= What is needed =
Rewrite the records from the line containing "Identify all the" through the line containing "lat-label: 20N — [14, 568, 40, 584]", putting "latitude-label" wherever "lat-label" appears and changing nothing else.

= Records for the task =
——

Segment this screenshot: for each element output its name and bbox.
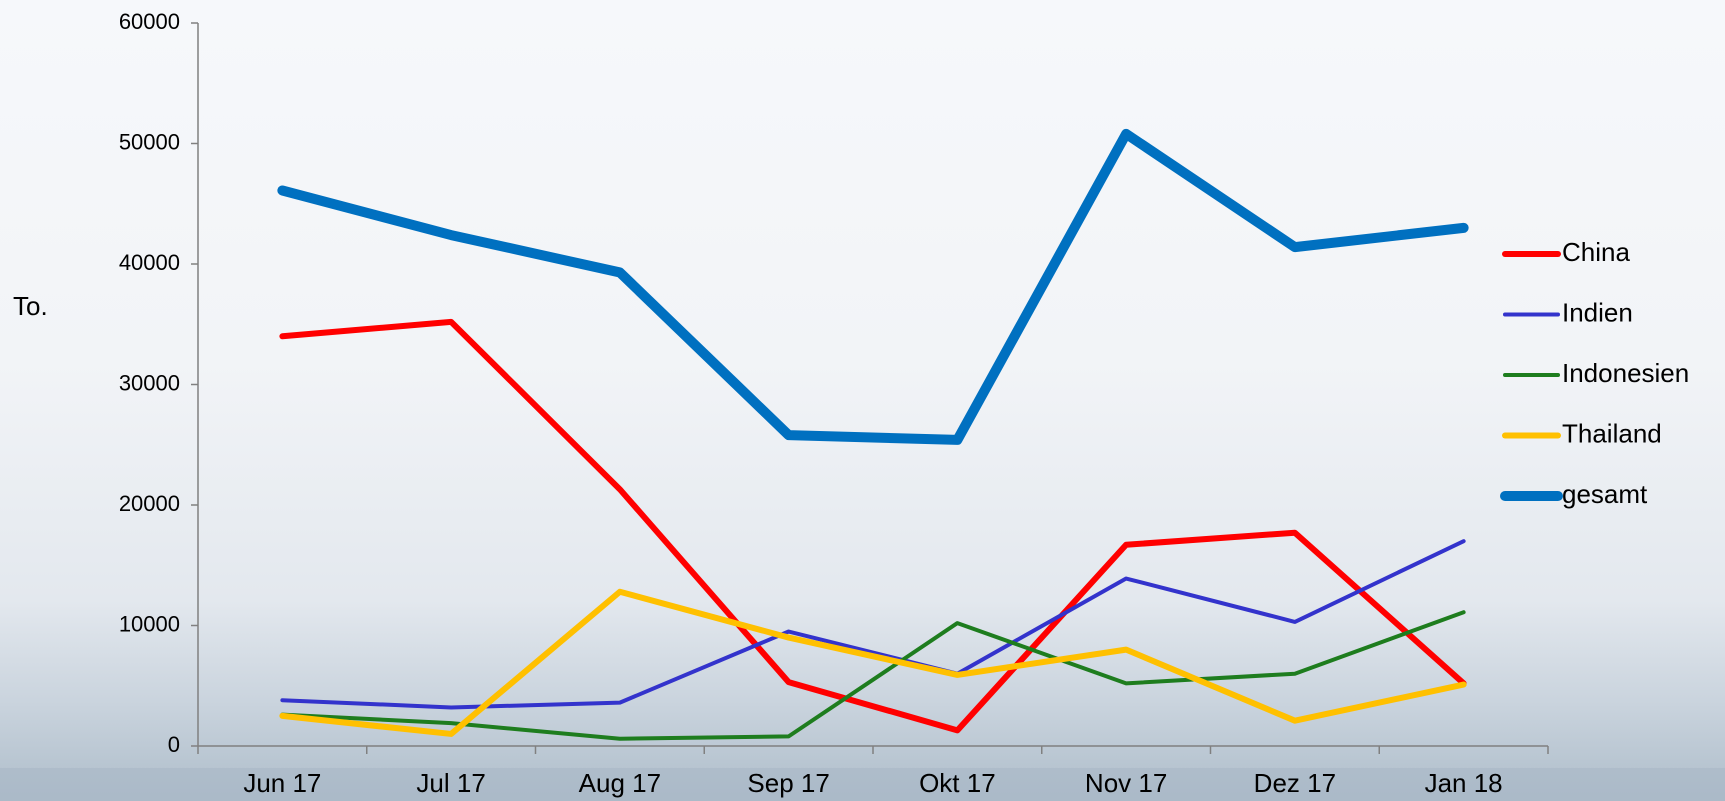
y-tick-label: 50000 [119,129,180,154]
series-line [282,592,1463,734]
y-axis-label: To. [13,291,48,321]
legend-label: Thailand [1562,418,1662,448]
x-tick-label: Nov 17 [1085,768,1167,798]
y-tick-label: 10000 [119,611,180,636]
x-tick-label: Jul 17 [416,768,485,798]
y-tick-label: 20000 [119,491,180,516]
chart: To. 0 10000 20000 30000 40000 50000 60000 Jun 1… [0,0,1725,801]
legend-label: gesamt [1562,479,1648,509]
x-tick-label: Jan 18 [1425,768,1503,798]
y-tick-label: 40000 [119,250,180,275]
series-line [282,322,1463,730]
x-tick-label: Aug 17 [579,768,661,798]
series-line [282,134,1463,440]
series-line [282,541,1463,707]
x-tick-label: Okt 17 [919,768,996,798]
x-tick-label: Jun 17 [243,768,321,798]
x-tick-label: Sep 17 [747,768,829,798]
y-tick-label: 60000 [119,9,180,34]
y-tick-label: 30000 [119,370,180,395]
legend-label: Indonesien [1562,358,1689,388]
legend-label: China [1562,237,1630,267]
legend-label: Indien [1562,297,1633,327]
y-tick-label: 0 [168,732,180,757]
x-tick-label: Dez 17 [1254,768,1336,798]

——

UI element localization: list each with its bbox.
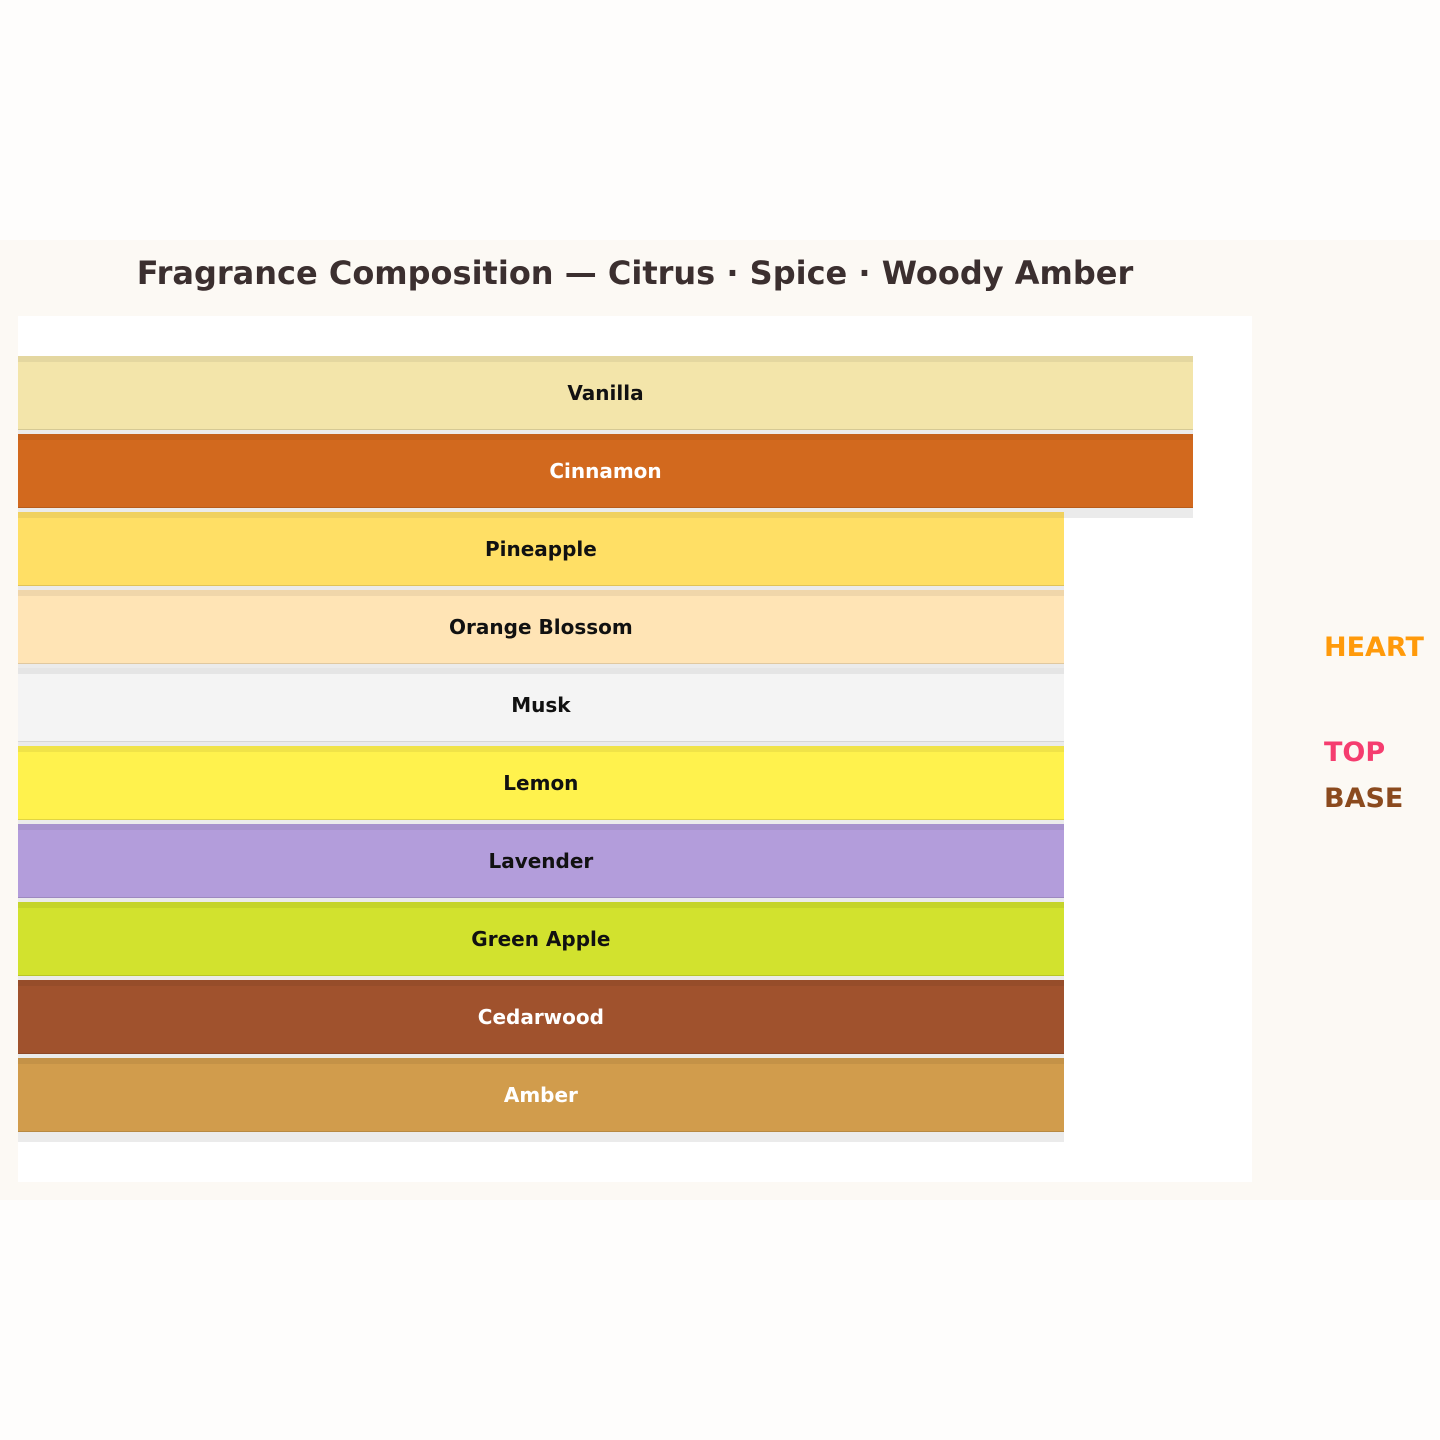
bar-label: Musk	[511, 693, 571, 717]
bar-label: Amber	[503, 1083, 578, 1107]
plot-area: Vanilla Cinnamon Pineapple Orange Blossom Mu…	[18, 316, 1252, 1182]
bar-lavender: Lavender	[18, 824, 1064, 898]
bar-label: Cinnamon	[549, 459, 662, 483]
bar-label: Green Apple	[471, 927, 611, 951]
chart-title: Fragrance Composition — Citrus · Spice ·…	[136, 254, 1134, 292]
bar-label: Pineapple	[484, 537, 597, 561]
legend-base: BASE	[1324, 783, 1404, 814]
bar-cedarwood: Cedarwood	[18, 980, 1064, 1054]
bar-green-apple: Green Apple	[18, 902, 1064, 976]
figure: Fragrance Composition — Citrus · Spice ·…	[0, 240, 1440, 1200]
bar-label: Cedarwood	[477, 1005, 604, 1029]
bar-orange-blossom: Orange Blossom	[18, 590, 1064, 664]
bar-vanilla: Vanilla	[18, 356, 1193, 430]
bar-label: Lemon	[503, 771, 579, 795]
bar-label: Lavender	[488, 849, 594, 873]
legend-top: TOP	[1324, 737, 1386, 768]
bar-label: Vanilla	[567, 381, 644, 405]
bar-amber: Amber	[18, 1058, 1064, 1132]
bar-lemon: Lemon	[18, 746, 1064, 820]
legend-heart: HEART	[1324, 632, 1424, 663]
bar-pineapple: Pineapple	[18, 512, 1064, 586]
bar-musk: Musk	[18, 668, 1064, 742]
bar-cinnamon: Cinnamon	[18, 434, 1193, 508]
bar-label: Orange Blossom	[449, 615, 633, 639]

——

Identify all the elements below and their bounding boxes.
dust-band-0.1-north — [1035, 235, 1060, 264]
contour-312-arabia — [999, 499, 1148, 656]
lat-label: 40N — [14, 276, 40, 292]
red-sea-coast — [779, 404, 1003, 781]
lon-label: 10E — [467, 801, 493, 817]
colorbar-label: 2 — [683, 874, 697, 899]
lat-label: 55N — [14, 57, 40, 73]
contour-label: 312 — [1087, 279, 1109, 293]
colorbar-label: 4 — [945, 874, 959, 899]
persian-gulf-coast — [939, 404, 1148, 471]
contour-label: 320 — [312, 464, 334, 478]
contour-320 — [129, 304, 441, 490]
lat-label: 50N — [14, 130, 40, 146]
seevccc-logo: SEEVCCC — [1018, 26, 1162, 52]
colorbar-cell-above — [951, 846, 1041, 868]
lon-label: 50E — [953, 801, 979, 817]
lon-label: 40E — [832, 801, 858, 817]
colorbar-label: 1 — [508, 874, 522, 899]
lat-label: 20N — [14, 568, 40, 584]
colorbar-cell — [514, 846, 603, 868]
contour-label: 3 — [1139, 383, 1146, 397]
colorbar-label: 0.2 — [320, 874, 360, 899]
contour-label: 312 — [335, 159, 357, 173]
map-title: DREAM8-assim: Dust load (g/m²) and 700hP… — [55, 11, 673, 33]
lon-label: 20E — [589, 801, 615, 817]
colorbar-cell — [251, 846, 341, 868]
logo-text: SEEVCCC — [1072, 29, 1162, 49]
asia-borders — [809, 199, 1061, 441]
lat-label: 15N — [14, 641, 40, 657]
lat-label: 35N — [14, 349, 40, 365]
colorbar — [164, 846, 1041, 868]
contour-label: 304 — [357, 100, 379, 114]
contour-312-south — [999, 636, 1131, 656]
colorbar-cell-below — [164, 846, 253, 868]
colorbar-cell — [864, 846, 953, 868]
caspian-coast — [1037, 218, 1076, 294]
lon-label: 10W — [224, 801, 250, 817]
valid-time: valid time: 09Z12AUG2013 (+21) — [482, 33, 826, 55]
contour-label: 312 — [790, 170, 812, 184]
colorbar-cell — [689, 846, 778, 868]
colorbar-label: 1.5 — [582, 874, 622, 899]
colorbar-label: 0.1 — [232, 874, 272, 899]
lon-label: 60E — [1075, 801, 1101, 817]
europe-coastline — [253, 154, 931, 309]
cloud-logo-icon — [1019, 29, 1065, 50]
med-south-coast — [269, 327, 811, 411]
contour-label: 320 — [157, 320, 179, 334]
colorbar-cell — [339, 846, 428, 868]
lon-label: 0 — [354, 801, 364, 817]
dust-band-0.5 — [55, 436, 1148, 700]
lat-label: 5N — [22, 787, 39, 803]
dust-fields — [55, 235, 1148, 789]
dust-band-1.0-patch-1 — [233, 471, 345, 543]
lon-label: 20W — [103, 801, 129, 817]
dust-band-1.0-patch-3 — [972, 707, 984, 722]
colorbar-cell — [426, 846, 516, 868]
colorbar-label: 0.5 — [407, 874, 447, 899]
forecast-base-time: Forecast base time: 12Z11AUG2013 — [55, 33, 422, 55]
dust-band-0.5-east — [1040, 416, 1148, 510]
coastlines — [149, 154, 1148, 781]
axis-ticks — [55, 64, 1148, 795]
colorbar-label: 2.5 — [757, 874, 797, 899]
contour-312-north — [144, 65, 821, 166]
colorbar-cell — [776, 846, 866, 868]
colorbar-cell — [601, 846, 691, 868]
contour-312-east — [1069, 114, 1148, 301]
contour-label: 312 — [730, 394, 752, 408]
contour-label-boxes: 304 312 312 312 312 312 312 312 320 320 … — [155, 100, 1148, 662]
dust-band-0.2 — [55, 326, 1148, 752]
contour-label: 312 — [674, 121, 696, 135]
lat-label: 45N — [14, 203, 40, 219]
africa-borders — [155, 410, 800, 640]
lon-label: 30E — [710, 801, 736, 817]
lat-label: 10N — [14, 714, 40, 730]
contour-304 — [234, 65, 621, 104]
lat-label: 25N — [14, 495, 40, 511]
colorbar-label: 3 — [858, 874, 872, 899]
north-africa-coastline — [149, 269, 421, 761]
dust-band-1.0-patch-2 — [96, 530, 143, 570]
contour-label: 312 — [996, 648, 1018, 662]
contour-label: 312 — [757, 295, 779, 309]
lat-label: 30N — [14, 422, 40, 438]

——

= Final result =
Identify all the elements below and their bounding boxes.
dust-band-0.1-north — [1035, 235, 1060, 264]
contour-312-arabia — [999, 499, 1148, 656]
latitude-label: 40N — [14, 276, 40, 292]
red-sea-coast — [779, 404, 1003, 781]
lon-label: 10E — [467, 801, 493, 817]
colorbar-label: 2 — [683, 874, 697, 899]
latitude-label: 55N — [14, 57, 40, 73]
contour-label: 312 — [1087, 279, 1109, 293]
colorbar-label: 4 — [945, 874, 959, 899]
persian-gulf-coast — [939, 404, 1148, 471]
contour-label: 320 — [312, 464, 334, 478]
contour-320 — [129, 304, 441, 490]
latitude-label: 50N — [14, 130, 40, 146]
seevccc-logo: SEEVCCC — [1018, 26, 1162, 52]
colorbar-cell-above — [951, 846, 1041, 868]
lon-label: 50E — [953, 801, 979, 817]
lon-label: 40E — [832, 801, 858, 817]
colorbar-label: 1 — [508, 874, 522, 899]
latitude-label: 20N — [14, 568, 40, 584]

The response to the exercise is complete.